What is needed » Print all entries precisely as they are written.

Input rows »
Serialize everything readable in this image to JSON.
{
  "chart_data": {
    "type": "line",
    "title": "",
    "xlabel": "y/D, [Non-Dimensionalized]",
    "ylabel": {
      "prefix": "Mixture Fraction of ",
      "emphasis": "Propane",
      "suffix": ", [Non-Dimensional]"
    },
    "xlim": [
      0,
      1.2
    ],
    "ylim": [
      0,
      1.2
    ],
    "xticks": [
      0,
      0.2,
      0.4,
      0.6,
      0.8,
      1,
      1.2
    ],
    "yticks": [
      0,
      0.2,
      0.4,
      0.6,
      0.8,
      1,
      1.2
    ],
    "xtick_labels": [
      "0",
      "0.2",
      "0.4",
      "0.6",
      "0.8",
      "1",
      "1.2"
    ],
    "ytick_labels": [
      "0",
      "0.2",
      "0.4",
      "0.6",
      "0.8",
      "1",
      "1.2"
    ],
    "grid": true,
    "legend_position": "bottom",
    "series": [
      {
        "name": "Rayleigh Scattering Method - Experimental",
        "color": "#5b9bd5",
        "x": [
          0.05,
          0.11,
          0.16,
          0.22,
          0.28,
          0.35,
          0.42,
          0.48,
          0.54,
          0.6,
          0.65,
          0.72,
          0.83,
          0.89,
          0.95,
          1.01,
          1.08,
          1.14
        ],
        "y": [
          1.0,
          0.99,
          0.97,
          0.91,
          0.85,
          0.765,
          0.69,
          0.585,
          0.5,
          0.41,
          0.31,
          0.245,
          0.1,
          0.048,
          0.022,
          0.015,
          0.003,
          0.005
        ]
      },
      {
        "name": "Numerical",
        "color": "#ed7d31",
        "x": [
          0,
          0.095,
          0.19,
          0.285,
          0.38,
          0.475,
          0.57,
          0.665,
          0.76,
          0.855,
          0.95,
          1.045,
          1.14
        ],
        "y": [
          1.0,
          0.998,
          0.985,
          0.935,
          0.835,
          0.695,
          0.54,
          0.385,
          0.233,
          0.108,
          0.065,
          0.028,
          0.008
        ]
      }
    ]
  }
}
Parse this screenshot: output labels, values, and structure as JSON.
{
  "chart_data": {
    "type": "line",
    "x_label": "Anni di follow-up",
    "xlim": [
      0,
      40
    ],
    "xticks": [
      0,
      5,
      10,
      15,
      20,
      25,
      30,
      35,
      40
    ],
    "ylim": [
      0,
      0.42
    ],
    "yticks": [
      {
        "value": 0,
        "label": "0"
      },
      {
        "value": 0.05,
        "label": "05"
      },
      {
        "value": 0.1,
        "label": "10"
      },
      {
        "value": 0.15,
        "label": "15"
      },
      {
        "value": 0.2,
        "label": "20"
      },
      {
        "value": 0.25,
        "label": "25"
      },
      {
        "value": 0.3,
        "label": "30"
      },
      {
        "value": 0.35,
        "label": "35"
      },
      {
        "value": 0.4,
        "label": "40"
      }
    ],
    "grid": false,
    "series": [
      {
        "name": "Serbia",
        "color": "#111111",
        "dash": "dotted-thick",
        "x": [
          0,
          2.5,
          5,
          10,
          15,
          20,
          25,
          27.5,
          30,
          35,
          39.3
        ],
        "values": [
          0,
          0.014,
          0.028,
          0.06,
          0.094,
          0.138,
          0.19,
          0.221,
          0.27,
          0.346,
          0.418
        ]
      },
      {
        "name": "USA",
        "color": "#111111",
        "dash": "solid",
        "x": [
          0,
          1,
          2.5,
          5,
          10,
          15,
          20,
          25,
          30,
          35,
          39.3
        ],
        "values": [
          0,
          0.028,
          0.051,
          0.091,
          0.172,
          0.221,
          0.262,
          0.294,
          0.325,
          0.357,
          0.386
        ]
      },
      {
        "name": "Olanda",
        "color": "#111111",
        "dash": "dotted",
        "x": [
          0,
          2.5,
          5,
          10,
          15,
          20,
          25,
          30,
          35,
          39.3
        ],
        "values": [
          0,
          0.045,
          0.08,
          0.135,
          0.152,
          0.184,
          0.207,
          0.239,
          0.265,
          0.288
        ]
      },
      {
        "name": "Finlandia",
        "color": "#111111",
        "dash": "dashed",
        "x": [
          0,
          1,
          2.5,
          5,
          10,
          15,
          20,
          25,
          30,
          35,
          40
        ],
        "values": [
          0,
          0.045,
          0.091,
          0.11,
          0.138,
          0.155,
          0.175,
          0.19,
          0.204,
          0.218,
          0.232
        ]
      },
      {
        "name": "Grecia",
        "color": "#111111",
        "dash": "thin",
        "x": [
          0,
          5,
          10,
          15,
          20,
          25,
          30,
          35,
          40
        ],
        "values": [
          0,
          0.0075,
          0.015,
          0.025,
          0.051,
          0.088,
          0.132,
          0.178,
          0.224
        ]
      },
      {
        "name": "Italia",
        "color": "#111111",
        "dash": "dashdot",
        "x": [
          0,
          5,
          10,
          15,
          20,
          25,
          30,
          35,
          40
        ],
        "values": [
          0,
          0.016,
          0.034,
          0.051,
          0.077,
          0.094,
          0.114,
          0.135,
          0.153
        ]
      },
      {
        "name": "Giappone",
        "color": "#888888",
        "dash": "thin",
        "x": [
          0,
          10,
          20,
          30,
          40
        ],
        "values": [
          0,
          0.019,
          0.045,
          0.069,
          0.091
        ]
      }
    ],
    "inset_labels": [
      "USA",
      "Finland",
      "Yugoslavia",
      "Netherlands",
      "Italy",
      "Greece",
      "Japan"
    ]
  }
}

Answer to the task »
Serialize everything readable in this image to JSON.
{
  "chart_data": {
    "type": "line",
    "title": "",
    "xlabel": "y/D, [Non-Dimensionalized]",
    "ylabel": {
      "prefix": "Mixture Fraction of ",
      "emphasis": "Propane",
      "suffix": ", [Non-Dimensional]"
    },
    "xlim": [
      0,
      1.2
    ],
    "ylim": [
      0,
      1.2
    ],
    "xticks": [
      0,
      0.2,
      0.4,
      0.6,
      0.8,
      1,
      1.2
    ],
    "yticks": [
      0,
      0.2,
      0.4,
      0.6,
      0.8,
      1,
      1.2
    ],
    "xtick_labels": [
      "0",
      "0.2",
      "0.4",
      "0.6",
      "0.8",
      "1",
      "1.2"
    ],
    "ytick_labels": [
      "0",
      "0.2",
      "0.4",
      "0.6",
      "0.8",
      "1",
      "1.2"
    ],
    "grid": true,
    "legend_position": "bottom",
    "series": [
      {
        "name": "Rayleigh Scattering Method - Experimental",
        "color": "#5b9bd5",
        "x": [
          0.05,
          0.11,
          0.16,
          0.22,
          0.28,
          0.35,
          0.42,
          0.48,
          0.54,
          0.6,
          0.65,
          0.72,
          0.83,
          0.89,
          0.95,
          1.01,
          1.08,
          1.14
        ],
        "y": [
          1.0,
          0.99,
          0.97,
          0.91,
          0.85,
          0.765,
          0.69,
          0.585,
          0.5,
          0.41,
          0.31,
          0.245,
          0.1,
          0.048,
          0.022,
          0.015,
          0.003,
          0.005
        ]
      },
      {
        "name": "Numerical",
        "color": "#ed7d31",
        "x": [
          0,
          0.095,
          0.19,
          0.285,
          0.38,
          0.475,
          0.57,
          0.665,
          0.76,
          0.855,
          0.95,
          1.045,
          1.14
        ],
        "y": [
          1.0,
          0.998,
          0.985,
          0.935,
          0.835,
          0.695,
          0.54,
          0.385,
          0.233,
          0.108,
          0.065,
          0.028,
          0.008
        ]
      }
    ]
  }
}
Parse this screenshot: output labels, values, and structure as JSON.
{
  "chart_data": {
    "type": "line",
    "x_label": "Anni di follow-up",
    "xlim": [
      0,
      40
    ],
    "xticks": [
      0,
      5,
      10,
      15,
      20,
      25,
      30,
      35,
      40
    ],
    "ylim": [
      0,
      0.42
    ],
    "yticks": [
      {
        "value": 0,
        "label": "0"
      },
      {
        "value": 0.05,
        "label": "05"
      },
      {
        "value": 0.1,
        "label": "10"
      },
      {
        "value": 0.15,
        "label": "15"
      },
      {
        "value": 0.2,
        "label": "20"
      },
      {
        "value": 0.25,
        "label": "25"
      },
      {
        "value": 0.3,
        "label": "30"
      },
      {
        "value": 0.35,
        "label": "35"
      },
      {
        "value": 0.4,
        "label": "40"
      }
    ],
    "grid": false,
    "series": [
      {
        "name": "Serbia",
        "color": "#111111",
        "dash": "dotted-thick",
        "x": [
          0,
          2.5,
          5,
          10,
          15,
          20,
          25,
          27.5,
          30,
          35,
          39.3
        ],
        "values": [
          0,
          0.014,
          0.028,
          0.06,
          0.094,
          0.138,
          0.19,
          0.221,
          0.27,
          0.346,
          0.418
        ]
      },
      {
        "name": "USA",
        "color": "#111111",
        "dash": "solid",
        "x": [
          0,
          1,
          2.5,
          5,
          10,
          15,
          20,
          25,
          30,
          35,
          39.3
        ],
        "values": [
          0,
          0.028,
          0.051,
          0.091,
          0.172,
          0.221,
          0.262,
          0.294,
          0.325,
          0.357,
          0.386
        ]
      },
      {
        "name": "Olanda",
        "color": "#111111",
        "dash": "dotted",
        "x": [
          0,
          2.5,
          5,
          10,
          15,
          20,
          25,
          30,
          35,
          39.3
        ],
        "values": [
          0,
          0.045,
          0.08,
          0.135,
          0.152,
          0.184,
          0.207,
          0.239,
          0.265,
          0.288
        ]
      },
      {
        "name": "Finlandia",
        "color": "#111111",
        "dash": "dashed",
        "x": [
          0,
          1,
          2.5,
          5,
          10,
          15,
          20,
          25,
          30,
          35,
          40
        ],
        "values": [
          0,
          0.045,
          0.091,
          0.11,
          0.138,
          0.155,
          0.175,
          0.19,
          0.204,
          0.218,
          0.232
        ]
      },
      {
        "name": "Grecia",
        "color": "#111111",
        "dash": "thin",
        "x": [
          0,
          5,
          10,
          15,
          20,
          25,
          30,
          35,
          40
        ],
        "values": [
          0,
          0.0075,
          0.015,
          0.025,
          0.051,
          0.088,
          0.132,
          0.178,
          0.224
        ]
      },
      {
        "name": "Italia",
        "color": "#111111",
        "dash": "dashdot",
        "x": [
          0,
          5,
          10,
          15,
          20,
          25,
          30,
          35,
          40
        ],
        "values": [
          0,
          0.016,
          0.034,
          0.051,
          0.077,
          0.094,
          0.114,
          0.135,
          0.153
        ]
      },
      {
        "name": "Giappone",
        "color": "#888888",
        "dash": "thin",
        "x": [
          0,
          10,
          20,
          30,
          40
        ],
        "values": [
          0,
          0.019,
          0.045,
          0.069,
          0.091
        ]
      }
    ],
    "inset_labels": [
      "USA",
      "Finland",
      "Yugoslavia",
      "Netherlands",
      "Italy",
      "Greece",
      "Japan"
    ]
  }
}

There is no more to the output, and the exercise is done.